(WORK TO COMPLETE): Reproduce the lines below without any change, beginning with the line that contains "480, 246, 491]" and continuing through the line that contains "253, 172, 268]".
>> BEGIN INPUT ROWS
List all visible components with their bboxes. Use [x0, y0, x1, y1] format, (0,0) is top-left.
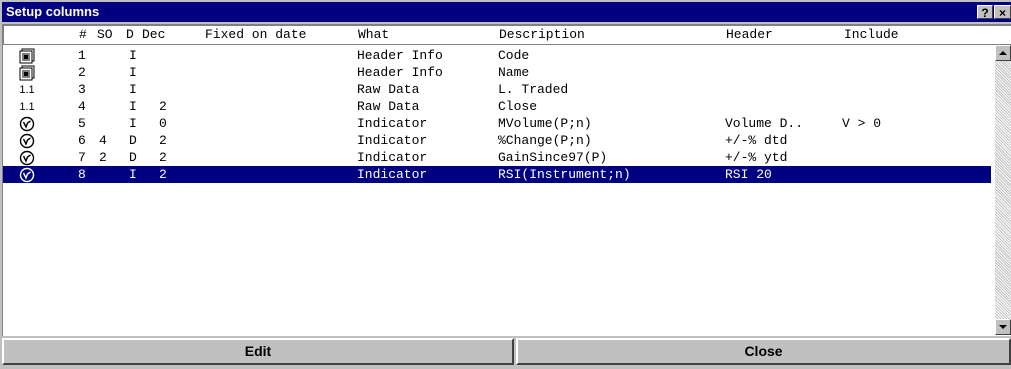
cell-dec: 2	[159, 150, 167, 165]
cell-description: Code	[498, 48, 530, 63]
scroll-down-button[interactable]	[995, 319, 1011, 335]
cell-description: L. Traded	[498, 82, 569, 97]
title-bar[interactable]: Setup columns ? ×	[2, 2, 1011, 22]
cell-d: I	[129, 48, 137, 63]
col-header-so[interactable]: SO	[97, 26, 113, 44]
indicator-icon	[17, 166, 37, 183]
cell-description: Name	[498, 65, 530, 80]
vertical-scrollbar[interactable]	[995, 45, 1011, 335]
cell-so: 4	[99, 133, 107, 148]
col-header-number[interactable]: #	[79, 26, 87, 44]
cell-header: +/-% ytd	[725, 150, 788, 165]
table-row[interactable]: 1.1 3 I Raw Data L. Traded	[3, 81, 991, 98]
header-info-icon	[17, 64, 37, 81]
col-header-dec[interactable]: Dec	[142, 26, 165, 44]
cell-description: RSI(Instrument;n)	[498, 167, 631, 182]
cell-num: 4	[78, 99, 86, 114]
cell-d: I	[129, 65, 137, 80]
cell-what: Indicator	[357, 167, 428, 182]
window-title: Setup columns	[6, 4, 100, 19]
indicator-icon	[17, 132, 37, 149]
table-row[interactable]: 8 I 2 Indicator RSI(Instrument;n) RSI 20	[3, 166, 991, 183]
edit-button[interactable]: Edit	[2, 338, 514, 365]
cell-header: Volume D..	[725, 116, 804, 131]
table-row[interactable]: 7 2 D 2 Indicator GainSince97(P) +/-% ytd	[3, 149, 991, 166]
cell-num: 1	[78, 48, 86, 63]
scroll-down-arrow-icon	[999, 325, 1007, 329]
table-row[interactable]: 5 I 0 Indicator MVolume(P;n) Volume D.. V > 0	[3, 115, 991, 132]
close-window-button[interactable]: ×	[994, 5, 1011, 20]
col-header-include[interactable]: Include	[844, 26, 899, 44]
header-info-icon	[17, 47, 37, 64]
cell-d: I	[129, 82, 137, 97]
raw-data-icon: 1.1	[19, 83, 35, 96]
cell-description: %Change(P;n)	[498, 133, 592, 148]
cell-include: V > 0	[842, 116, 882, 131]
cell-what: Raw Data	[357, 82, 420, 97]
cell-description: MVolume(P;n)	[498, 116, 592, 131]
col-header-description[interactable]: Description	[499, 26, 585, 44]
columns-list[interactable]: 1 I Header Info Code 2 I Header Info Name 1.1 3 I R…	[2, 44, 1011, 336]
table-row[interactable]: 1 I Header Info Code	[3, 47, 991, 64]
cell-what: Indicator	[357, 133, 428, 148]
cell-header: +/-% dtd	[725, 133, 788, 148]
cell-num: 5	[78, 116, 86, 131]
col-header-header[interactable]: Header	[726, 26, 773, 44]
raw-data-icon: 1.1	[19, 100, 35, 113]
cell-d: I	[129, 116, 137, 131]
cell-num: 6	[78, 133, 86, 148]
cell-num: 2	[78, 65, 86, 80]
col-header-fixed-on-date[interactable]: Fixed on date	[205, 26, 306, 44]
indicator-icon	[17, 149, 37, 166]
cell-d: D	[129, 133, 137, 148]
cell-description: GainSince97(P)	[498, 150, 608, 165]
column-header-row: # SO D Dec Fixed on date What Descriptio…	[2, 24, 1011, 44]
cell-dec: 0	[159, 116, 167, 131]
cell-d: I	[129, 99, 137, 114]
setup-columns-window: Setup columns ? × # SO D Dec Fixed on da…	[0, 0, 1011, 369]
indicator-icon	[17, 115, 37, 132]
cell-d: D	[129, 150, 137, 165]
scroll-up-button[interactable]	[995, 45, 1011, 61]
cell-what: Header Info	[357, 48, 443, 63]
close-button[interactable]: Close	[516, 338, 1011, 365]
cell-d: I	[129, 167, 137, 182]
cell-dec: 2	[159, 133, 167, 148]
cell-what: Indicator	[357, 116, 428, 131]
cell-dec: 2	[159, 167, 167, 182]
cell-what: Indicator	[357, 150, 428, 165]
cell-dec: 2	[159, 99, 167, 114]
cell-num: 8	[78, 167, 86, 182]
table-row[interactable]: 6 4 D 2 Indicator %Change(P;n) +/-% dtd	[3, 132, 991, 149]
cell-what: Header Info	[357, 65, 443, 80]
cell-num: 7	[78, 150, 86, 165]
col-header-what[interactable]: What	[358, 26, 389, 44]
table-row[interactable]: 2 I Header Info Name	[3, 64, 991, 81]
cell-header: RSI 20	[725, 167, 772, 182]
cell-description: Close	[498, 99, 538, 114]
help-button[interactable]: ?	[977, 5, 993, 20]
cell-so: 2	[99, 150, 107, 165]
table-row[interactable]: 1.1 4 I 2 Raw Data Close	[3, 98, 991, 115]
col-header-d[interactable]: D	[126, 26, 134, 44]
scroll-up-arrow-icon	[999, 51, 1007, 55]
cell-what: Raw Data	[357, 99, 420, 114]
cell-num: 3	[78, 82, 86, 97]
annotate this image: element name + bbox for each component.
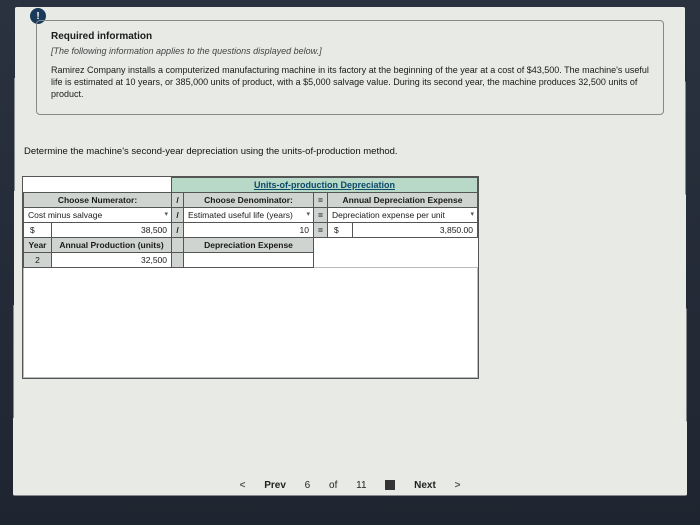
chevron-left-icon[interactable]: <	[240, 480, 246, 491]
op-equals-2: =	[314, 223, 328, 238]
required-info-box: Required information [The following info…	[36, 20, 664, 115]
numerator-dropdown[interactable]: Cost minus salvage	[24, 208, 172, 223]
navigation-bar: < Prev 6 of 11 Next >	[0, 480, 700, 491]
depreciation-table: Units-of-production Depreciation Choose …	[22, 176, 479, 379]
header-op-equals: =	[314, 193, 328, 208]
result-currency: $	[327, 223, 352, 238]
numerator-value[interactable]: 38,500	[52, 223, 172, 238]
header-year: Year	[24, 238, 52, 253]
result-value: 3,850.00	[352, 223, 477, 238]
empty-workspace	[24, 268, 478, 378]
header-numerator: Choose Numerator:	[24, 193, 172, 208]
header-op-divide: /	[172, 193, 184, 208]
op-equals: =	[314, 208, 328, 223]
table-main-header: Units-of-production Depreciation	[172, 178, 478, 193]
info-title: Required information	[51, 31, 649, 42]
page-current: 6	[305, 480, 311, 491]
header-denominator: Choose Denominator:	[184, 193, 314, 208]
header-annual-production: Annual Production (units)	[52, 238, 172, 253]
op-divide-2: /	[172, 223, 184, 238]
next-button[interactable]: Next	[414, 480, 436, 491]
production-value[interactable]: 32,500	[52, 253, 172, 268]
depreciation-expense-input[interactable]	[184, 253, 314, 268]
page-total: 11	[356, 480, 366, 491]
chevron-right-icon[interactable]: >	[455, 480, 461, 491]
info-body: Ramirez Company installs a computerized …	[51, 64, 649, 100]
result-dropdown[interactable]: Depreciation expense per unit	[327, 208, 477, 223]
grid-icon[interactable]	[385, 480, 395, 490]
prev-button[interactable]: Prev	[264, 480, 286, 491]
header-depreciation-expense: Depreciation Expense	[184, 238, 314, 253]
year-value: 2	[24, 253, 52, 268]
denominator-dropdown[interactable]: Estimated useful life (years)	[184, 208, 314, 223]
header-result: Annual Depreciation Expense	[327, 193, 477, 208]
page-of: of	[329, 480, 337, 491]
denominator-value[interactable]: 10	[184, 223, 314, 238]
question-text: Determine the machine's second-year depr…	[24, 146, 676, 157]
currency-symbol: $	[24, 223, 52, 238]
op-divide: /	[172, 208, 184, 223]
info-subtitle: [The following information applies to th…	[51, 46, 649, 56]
>> END INPUT ROWS
>> BEGIN INPUT ROWS
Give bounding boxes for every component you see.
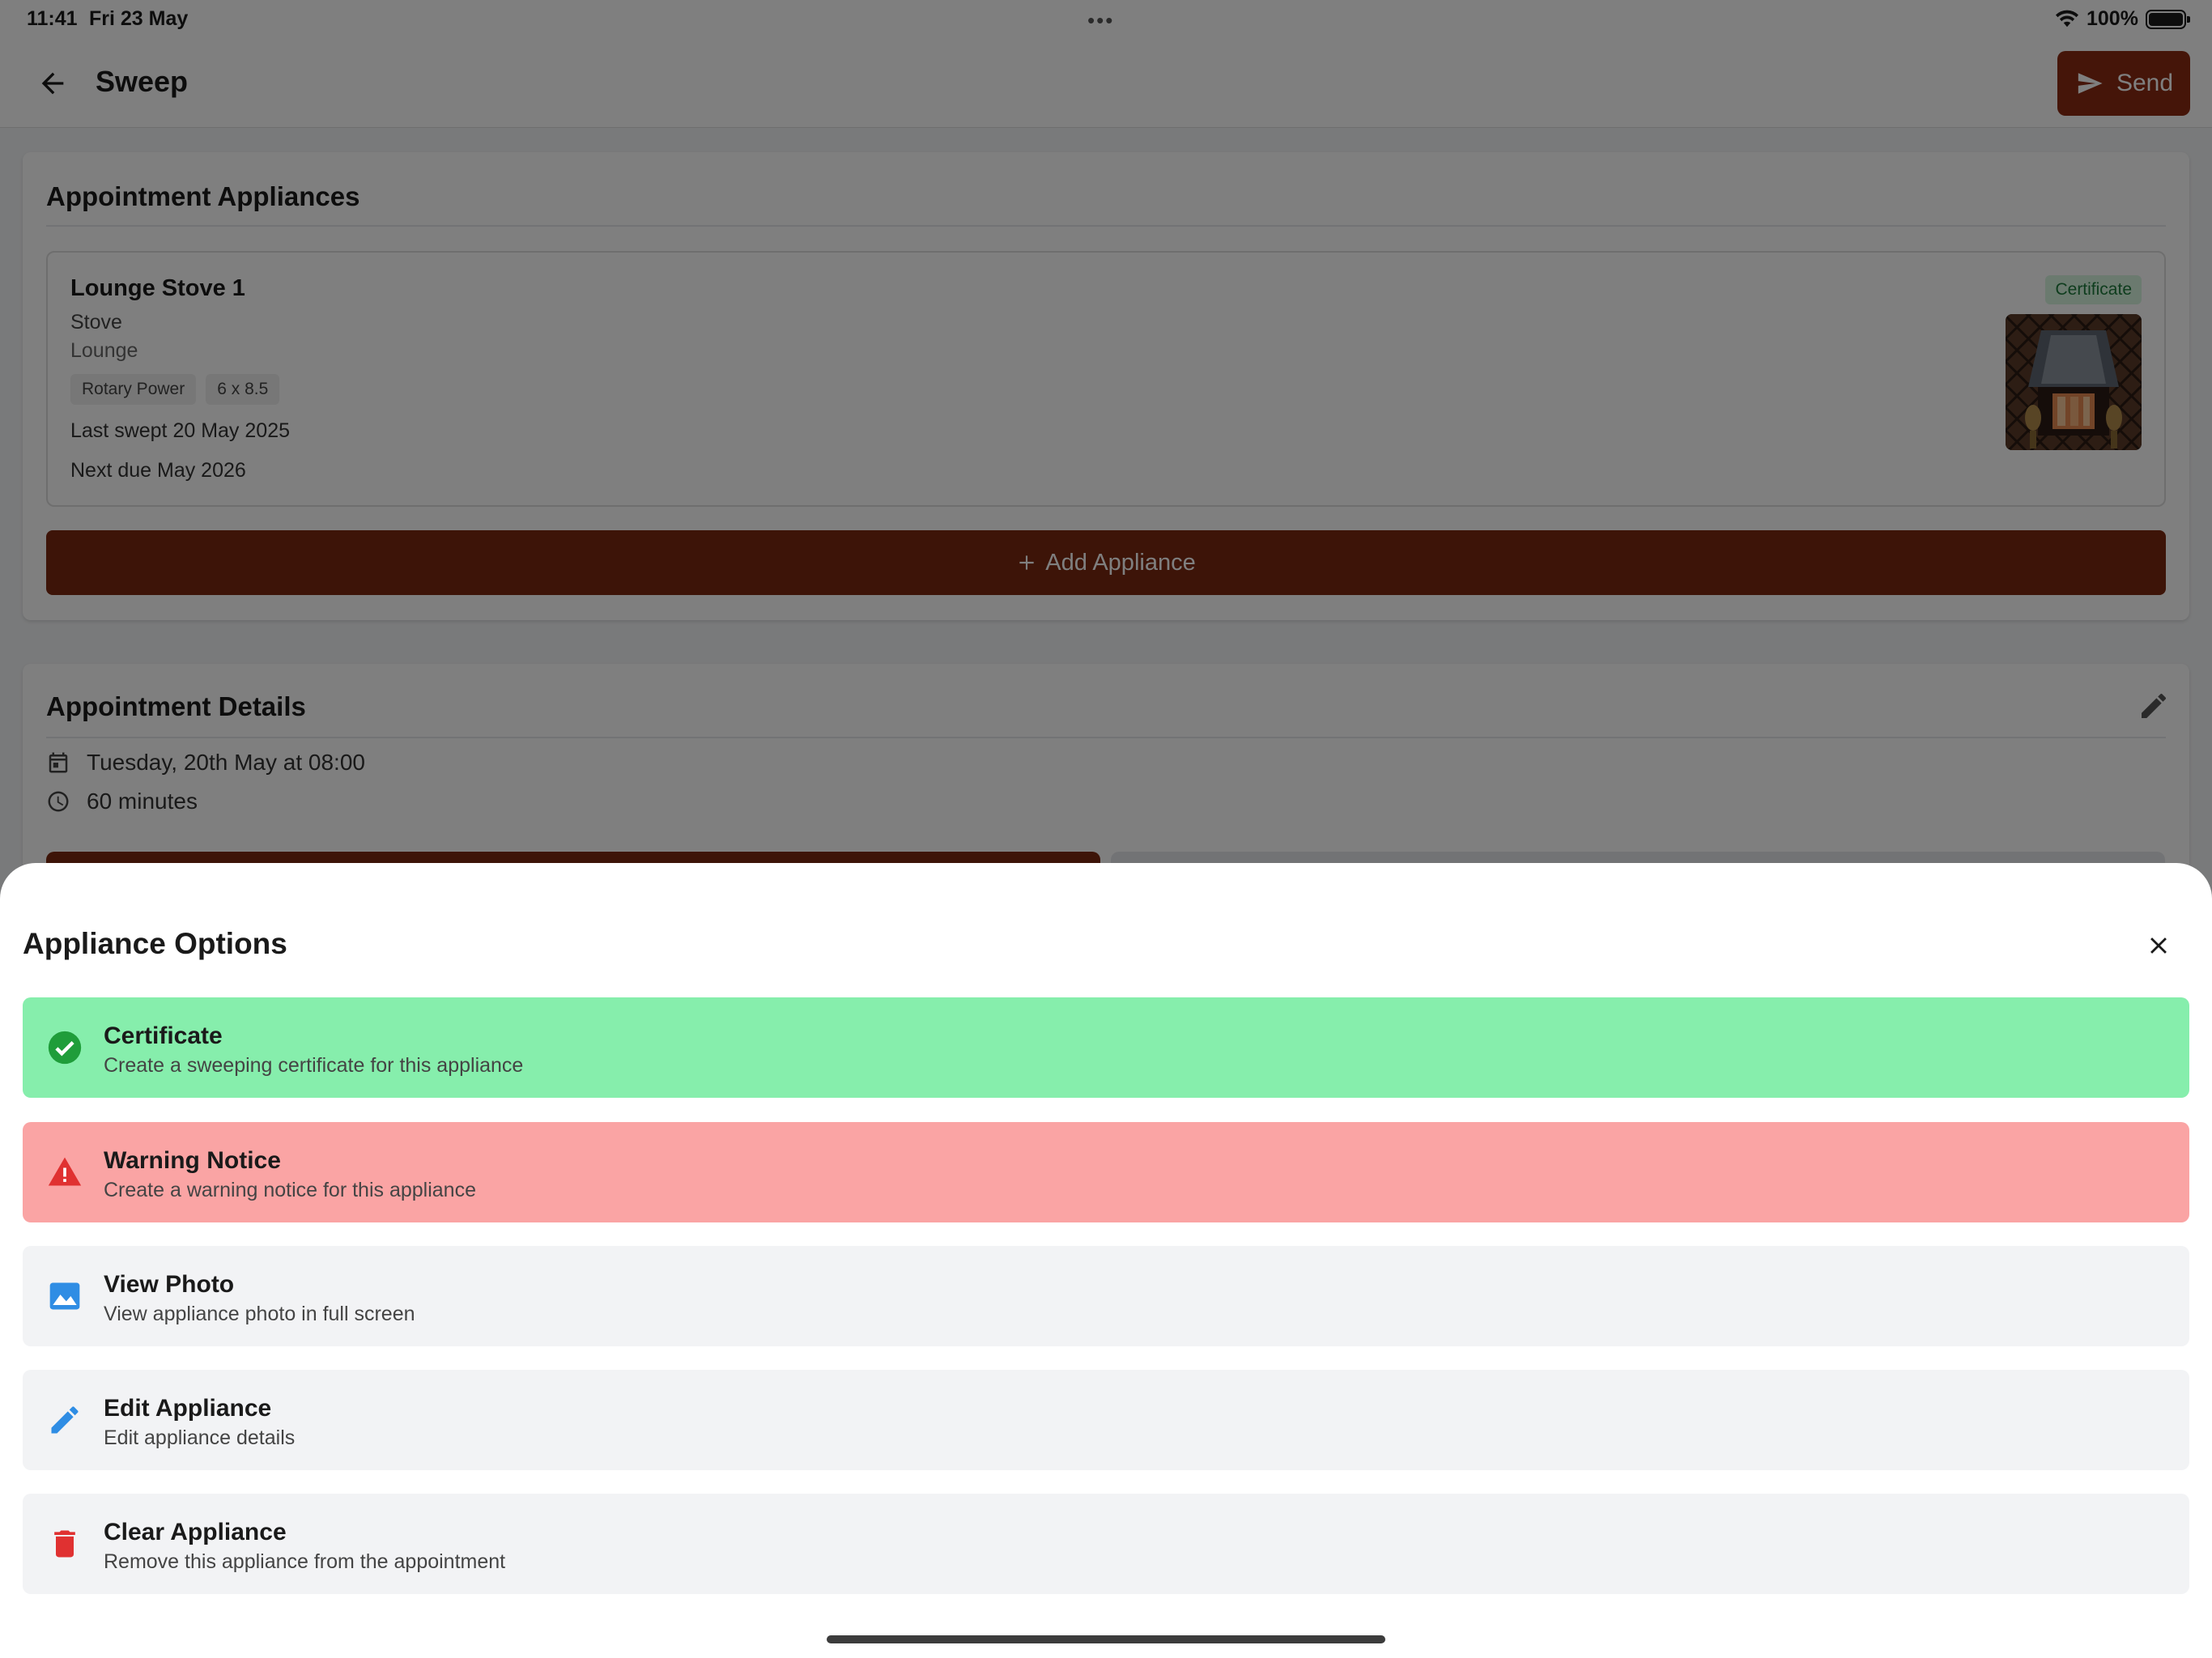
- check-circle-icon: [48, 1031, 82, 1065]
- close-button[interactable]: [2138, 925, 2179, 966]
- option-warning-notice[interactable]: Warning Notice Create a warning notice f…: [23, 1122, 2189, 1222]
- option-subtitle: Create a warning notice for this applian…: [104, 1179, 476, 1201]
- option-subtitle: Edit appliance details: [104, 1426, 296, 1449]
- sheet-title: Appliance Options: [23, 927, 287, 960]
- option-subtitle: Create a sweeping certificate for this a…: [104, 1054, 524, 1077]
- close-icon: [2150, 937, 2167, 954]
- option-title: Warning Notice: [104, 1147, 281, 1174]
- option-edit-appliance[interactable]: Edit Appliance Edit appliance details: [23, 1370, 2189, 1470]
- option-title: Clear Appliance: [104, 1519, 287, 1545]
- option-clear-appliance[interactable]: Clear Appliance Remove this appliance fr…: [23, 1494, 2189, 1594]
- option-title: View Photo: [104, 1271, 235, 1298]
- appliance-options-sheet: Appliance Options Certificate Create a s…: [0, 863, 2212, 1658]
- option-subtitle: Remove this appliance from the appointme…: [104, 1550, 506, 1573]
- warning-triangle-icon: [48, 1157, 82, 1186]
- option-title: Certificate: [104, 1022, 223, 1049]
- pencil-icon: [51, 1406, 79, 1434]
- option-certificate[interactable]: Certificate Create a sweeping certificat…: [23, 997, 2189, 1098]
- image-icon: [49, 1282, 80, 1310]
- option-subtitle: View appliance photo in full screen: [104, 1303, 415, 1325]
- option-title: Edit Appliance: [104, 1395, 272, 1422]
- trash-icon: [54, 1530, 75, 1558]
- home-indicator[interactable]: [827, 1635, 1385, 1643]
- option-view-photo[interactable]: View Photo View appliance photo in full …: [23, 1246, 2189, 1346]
>> END INPUT ROWS
>> BEGIN INPUT ROWS
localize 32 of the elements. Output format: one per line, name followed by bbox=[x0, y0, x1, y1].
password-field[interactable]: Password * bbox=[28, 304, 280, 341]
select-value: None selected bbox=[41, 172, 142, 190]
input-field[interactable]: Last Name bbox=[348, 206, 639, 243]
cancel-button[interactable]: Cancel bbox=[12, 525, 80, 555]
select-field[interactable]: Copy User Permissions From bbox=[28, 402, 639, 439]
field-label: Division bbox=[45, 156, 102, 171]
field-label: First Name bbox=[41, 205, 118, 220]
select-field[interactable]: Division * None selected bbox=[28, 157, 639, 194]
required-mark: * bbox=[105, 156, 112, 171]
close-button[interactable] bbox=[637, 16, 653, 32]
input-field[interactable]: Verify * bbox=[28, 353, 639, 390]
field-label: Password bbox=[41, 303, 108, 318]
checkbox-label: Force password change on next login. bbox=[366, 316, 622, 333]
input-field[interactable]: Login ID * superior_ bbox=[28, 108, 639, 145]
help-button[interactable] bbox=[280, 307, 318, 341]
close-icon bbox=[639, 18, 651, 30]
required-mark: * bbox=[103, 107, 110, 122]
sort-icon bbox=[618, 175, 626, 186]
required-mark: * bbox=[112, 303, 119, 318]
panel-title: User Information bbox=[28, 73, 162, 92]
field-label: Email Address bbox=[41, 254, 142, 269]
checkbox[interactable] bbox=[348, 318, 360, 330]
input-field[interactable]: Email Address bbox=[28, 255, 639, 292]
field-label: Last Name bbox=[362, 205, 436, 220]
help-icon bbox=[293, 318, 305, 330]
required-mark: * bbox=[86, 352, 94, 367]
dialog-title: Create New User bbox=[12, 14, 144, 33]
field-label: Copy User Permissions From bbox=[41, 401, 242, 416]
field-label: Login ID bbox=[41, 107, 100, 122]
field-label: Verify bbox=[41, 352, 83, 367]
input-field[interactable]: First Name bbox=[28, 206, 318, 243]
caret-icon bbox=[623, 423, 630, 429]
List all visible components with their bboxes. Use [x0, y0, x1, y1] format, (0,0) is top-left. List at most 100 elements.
>> END INPUT ROWS
(FINAL ANSWER):
chevron-left-icon[interactable]: <	[240, 480, 246, 491]
op-equals-2: =	[314, 223, 328, 238]
required-info-box: Required information [The following info…	[36, 20, 664, 115]
numerator-dropdown[interactable]: Cost minus salvage	[24, 208, 172, 223]
navigation-bar: < Prev 6 of 11 Next >	[0, 480, 700, 491]
depreciation-table: Units-of-production Depreciation Choose …	[22, 176, 479, 379]
header-op-equals: =	[314, 193, 328, 208]
result-currency: $	[327, 223, 352, 238]
numerator-value[interactable]: 38,500	[52, 223, 172, 238]
header-year: Year	[24, 238, 52, 253]
result-value: 3,850.00	[352, 223, 477, 238]
empty-workspace	[24, 268, 478, 378]
header-numerator: Choose Numerator:	[24, 193, 172, 208]
header-op-divide: /	[172, 193, 184, 208]
op-equals: =	[314, 208, 328, 223]
table-main-header: Units-of-production Depreciation	[172, 178, 478, 193]
info-title: Required information	[51, 31, 649, 42]
page-current: 6	[305, 480, 311, 491]
header-denominator: Choose Denominator:	[184, 193, 314, 208]
header-annual-production: Annual Production (units)	[52, 238, 172, 253]
op-divide-2: /	[172, 223, 184, 238]
next-button[interactable]: Next	[414, 480, 436, 491]
production-value[interactable]: 32,500	[52, 253, 172, 268]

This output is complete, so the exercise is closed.